**DATA SUPPLIED**

►

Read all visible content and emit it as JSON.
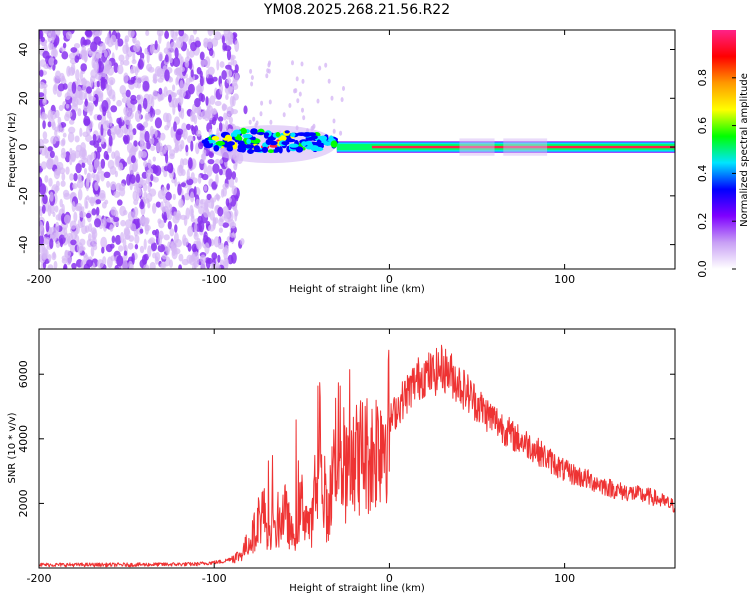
{
  "title": "YM08.2025.268.21.56.R22",
  "colors": {
    "snr_line": "#ee3333",
    "frame": "#000000",
    "noise": "#8833ee",
    "noise_light": "#d6b8f5"
  },
  "chart_data": [
    {
      "type": "heatmap",
      "name": "spectrogram",
      "xlabel": "Height of straight line (km)",
      "ylabel": "Frequency (Hz)",
      "xlim": [
        -200,
        163
      ],
      "ylim": [
        -50,
        48
      ],
      "xticks": [
        -200,
        -100,
        0,
        100
      ],
      "yticks": [
        -40,
        -20,
        0,
        20,
        40
      ],
      "xtick_labels": [
        "-200",
        "-100",
        "0",
        "100"
      ],
      "ytick_labels": [
        "-40",
        "-20",
        "0",
        "20",
        "40"
      ],
      "grid": false,
      "noise_region_x": [
        -200,
        -87
      ],
      "signal_band": {
        "x_start": -105,
        "x_end": 163,
        "center_hz": 0,
        "wide_section_x": [
          -105,
          -30
        ],
        "wide_section_halfwidth_hz": 6,
        "narrow_halfwidth_hz": 1.5
      },
      "colorbar": {
        "label": "Normalized spectral amplitude",
        "range": [
          0,
          1
        ],
        "ticks": [
          0.0,
          0.2,
          0.4,
          0.6,
          0.8
        ],
        "tick_labels": [
          "0.0",
          "0.2",
          "0.4",
          "0.6",
          "0.8"
        ],
        "stops": [
          "#ffffff",
          "#c89ff5",
          "#7f00ff",
          "#0000ff",
          "#00e5ff",
          "#00ff00",
          "#ffff00",
          "#ff9900",
          "#ff0000",
          "#ff2288"
        ]
      }
    },
    {
      "type": "line",
      "name": "snr",
      "xlabel": "Height of straight line (km)",
      "ylabel": "SNR (10 * v/v)",
      "xlim": [
        -200,
        163
      ],
      "ylim": [
        0,
        7400
      ],
      "xticks": [
        -200,
        -100,
        0,
        100
      ],
      "yticks": [
        2000,
        4000,
        6000
      ],
      "xtick_labels": [
        "-200",
        "-100",
        "0",
        "100"
      ],
      "ytick_labels": [
        "2000",
        "4000",
        "6000"
      ],
      "grid": false,
      "series": [
        {
          "name": "SNR",
          "x": [
            -200,
            -150,
            -110,
            -95,
            -85,
            -78,
            -72,
            -68,
            -64,
            -60,
            -55,
            -50,
            -45,
            -40,
            -35,
            -30,
            -25,
            -20,
            -15,
            -10,
            -5,
            0,
            5,
            10,
            15,
            20,
            25,
            30,
            35,
            40,
            45,
            50,
            55,
            60,
            70,
            80,
            90,
            100,
            110,
            120,
            130,
            140,
            150,
            163
          ],
          "values": [
            100,
            100,
            120,
            200,
            400,
            1000,
            1800,
            800,
            1200,
            1800,
            900,
            2000,
            1200,
            3000,
            1500,
            4200,
            2800,
            3300,
            3600,
            3500,
            4100,
            4500,
            5000,
            5400,
            5800,
            6000,
            6000,
            6200,
            6000,
            5700,
            5400,
            5100,
            4800,
            4600,
            4100,
            3800,
            3400,
            3000,
            2800,
            2600,
            2400,
            2300,
            2200,
            1900
          ]
        }
      ]
    }
  ]
}
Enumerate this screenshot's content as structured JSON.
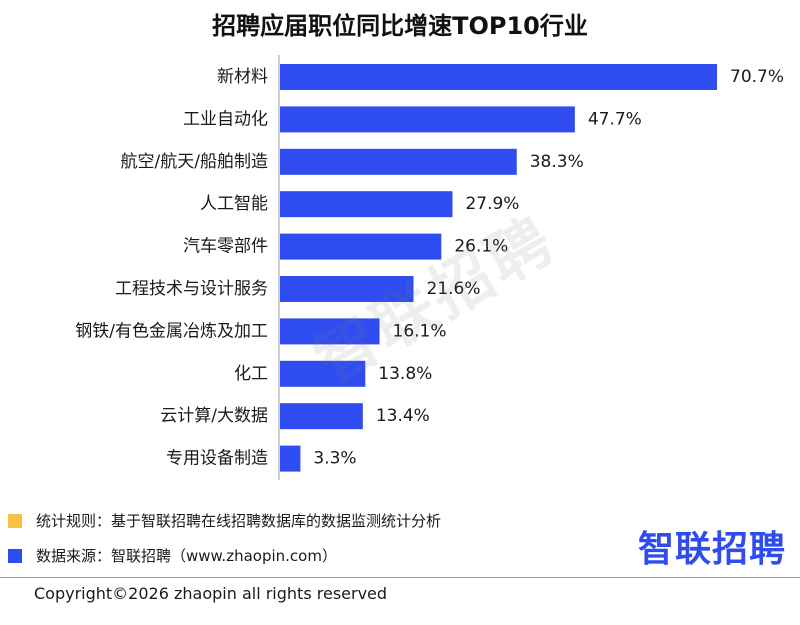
{
  "chart_data": {
    "type": "bar",
    "orientation": "horizontal",
    "title": "招聘应届职位同比增速TOP10行业",
    "categories": [
      "新材料",
      "工业自动化",
      "航空/航天/船舶制造",
      "人工智能",
      "汽车零部件",
      "工程技术与设计服务",
      "钢铁/有色金属冶炼及加工",
      "化工",
      "云计算/大数据",
      "专用设备制造"
    ],
    "values": [
      70.7,
      47.7,
      38.3,
      27.9,
      26.1,
      21.6,
      16.1,
      13.8,
      13.4,
      3.3
    ],
    "value_labels": [
      "70.7%",
      "47.7%",
      "38.3%",
      "27.9%",
      "26.1%",
      "21.6%",
      "16.1%",
      "13.8%",
      "13.4%",
      "3.3%"
    ],
    "xlim": [
      0,
      70.7
    ],
    "grid": false,
    "bar_color": "#2e4cf0"
  },
  "watermark": "智联招聘",
  "notes": [
    {
      "text": "统计规则：基于智联招聘在线招聘数据库的数据监测统计分析",
      "color": "#f5c242"
    },
    {
      "text": "数据来源：智联招聘（www.zhaopin.com）",
      "color": "#2e4cf0"
    }
  ],
  "brand": "智联招聘",
  "copyright": "Copyright©2026 zhaopin all rights reserved"
}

◄

**DIRECTIONS**
Of the lines above, how many hold the word "ylabel"? Say the number alone.

**FULL SOLUTION**
2